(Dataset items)
----
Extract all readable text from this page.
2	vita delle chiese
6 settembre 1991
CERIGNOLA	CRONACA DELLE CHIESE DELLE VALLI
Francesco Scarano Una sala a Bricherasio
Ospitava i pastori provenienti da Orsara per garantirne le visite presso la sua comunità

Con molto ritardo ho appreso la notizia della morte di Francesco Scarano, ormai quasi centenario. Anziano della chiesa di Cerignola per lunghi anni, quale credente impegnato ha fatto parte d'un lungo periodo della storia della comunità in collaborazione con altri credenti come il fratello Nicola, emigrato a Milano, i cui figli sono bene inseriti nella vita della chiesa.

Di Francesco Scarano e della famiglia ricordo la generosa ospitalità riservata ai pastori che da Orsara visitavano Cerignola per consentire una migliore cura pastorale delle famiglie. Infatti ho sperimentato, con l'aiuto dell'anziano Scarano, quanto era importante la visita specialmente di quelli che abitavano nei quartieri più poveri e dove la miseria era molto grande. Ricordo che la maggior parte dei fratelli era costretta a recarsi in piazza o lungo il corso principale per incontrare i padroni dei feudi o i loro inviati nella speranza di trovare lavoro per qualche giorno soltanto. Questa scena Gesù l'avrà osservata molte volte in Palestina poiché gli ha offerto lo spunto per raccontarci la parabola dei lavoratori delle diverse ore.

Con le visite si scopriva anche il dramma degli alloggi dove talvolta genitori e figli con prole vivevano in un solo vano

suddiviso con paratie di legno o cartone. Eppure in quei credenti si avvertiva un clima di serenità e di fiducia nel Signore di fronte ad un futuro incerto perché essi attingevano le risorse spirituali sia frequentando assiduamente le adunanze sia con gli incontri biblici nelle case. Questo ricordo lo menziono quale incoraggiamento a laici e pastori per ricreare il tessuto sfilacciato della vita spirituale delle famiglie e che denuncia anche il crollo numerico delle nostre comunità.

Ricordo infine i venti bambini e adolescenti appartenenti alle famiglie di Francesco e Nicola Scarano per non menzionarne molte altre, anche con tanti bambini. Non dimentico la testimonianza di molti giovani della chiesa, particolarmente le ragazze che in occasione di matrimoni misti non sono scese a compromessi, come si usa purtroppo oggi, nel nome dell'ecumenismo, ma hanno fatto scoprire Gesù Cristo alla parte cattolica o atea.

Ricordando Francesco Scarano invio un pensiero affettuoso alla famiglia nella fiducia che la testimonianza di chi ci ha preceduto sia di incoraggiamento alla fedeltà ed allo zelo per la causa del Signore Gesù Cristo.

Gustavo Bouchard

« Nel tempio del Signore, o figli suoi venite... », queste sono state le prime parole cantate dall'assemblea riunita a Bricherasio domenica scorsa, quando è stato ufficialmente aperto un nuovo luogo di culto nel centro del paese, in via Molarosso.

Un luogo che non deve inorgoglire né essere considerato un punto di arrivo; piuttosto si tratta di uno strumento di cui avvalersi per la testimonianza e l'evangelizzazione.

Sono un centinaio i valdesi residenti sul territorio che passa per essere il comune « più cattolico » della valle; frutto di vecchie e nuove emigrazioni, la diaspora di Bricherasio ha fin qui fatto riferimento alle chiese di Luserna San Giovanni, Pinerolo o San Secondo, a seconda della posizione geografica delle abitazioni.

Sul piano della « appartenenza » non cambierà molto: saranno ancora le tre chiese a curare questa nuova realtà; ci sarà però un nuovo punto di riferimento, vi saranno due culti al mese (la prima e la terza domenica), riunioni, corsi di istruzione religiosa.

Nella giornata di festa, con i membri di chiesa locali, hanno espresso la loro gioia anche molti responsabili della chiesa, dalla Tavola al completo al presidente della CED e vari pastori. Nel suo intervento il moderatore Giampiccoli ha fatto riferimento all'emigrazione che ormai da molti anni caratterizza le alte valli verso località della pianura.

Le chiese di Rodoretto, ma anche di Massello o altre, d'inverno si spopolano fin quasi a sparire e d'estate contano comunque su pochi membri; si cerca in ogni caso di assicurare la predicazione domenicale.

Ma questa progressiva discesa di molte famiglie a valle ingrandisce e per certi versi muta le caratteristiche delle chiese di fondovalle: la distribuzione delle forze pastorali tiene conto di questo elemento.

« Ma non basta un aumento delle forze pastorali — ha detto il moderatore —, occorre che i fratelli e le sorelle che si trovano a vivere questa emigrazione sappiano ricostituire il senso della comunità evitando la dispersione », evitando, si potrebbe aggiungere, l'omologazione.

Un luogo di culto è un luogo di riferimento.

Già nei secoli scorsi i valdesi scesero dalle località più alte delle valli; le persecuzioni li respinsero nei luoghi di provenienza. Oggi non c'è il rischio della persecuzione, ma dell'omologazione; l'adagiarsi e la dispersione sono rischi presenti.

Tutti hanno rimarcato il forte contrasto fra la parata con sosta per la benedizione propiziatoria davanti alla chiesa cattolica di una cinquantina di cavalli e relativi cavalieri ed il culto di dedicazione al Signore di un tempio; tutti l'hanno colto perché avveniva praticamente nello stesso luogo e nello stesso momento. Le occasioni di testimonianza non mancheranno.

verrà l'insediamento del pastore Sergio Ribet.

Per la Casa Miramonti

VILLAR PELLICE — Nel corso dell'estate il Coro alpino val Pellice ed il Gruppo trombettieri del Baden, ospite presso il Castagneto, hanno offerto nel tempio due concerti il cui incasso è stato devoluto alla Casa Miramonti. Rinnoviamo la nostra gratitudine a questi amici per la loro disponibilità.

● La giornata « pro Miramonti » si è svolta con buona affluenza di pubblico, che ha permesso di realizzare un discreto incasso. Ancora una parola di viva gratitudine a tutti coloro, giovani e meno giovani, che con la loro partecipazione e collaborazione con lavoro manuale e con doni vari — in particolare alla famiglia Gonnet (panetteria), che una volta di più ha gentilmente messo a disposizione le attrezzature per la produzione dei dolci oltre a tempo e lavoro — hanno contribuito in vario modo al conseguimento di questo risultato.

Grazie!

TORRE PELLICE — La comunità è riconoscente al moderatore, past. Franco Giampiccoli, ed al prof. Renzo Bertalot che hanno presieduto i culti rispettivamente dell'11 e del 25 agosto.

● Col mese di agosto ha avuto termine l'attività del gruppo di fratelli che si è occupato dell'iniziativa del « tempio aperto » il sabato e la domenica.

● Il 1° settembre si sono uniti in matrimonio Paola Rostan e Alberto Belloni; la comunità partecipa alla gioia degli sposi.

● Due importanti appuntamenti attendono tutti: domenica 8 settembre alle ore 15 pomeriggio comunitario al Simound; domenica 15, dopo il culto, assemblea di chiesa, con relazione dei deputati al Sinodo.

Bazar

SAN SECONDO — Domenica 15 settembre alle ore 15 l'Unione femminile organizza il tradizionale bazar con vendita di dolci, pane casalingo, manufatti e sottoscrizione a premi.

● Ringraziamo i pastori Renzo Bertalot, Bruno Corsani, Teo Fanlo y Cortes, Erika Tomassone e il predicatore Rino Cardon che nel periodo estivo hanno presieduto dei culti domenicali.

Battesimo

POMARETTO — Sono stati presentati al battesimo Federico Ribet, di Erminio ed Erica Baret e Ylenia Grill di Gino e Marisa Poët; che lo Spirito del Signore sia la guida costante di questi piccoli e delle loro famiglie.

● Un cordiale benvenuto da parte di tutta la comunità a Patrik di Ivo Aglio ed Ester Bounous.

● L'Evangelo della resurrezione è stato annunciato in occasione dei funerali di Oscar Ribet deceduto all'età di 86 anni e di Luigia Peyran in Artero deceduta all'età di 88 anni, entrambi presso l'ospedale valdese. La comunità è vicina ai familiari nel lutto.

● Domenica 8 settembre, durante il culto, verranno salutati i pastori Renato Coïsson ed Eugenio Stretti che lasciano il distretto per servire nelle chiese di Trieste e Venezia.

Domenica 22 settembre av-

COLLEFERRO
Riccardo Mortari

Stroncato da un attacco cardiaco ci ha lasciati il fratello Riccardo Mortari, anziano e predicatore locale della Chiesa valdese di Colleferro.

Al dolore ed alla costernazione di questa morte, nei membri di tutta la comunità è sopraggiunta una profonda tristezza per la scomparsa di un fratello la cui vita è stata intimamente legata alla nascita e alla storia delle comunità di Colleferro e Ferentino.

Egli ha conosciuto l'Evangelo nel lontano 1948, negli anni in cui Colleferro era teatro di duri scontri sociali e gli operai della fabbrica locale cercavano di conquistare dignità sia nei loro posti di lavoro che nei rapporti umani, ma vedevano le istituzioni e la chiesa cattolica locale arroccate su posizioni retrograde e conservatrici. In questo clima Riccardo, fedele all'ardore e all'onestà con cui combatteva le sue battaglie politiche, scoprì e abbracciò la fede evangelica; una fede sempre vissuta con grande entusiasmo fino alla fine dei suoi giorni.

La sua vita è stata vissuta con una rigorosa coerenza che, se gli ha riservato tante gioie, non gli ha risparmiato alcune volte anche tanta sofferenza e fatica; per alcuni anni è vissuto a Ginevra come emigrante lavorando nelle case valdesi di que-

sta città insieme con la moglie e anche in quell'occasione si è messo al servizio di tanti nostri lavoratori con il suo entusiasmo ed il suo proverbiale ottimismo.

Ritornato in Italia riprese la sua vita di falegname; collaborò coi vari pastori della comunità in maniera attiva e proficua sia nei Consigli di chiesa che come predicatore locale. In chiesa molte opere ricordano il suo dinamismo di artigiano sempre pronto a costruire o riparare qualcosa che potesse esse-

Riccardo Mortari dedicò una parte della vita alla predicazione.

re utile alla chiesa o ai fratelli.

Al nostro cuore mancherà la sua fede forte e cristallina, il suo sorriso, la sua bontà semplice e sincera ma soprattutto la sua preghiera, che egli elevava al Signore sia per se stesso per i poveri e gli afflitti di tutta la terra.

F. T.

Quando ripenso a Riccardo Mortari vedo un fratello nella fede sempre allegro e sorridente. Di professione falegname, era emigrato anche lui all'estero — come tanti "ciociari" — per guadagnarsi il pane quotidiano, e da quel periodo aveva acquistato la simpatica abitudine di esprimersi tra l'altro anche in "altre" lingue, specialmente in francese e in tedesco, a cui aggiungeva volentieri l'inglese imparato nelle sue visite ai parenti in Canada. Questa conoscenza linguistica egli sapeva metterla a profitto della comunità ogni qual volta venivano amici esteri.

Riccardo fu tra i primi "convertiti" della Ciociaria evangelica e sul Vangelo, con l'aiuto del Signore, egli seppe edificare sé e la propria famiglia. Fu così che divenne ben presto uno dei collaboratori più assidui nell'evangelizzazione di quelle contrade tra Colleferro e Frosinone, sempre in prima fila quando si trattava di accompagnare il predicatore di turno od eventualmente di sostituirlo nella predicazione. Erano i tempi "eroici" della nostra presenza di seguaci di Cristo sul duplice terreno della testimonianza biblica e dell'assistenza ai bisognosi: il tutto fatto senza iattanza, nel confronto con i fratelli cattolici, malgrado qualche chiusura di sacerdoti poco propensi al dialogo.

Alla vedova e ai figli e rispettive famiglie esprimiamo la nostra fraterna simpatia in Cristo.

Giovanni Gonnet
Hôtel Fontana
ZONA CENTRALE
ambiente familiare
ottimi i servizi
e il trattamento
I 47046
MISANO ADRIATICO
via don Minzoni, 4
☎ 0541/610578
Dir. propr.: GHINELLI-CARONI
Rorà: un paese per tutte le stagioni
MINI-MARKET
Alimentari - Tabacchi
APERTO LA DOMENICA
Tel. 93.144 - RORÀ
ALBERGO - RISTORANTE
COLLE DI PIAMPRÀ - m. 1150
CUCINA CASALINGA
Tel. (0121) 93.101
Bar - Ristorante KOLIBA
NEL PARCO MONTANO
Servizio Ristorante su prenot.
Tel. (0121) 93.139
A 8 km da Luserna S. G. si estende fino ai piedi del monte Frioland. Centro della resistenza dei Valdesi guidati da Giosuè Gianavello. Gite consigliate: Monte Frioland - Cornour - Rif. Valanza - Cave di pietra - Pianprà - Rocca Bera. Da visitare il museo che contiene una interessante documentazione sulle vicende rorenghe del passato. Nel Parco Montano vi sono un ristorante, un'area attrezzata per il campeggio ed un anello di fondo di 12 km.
----
**Your goal**
All lines that include "paese" are to be gathered and copied.

**Solution**
« Nel tempio del Signore, o figli suoi venite... », queste sono state le prime parole cantate dall'assemblea riunita a Bricherasio domenica scorsa, quando è stato ufficialmente aperto un nuovo luogo di culto nel centro del paese, in via Molarosso.
Rorà: un paese per tutte le stagioni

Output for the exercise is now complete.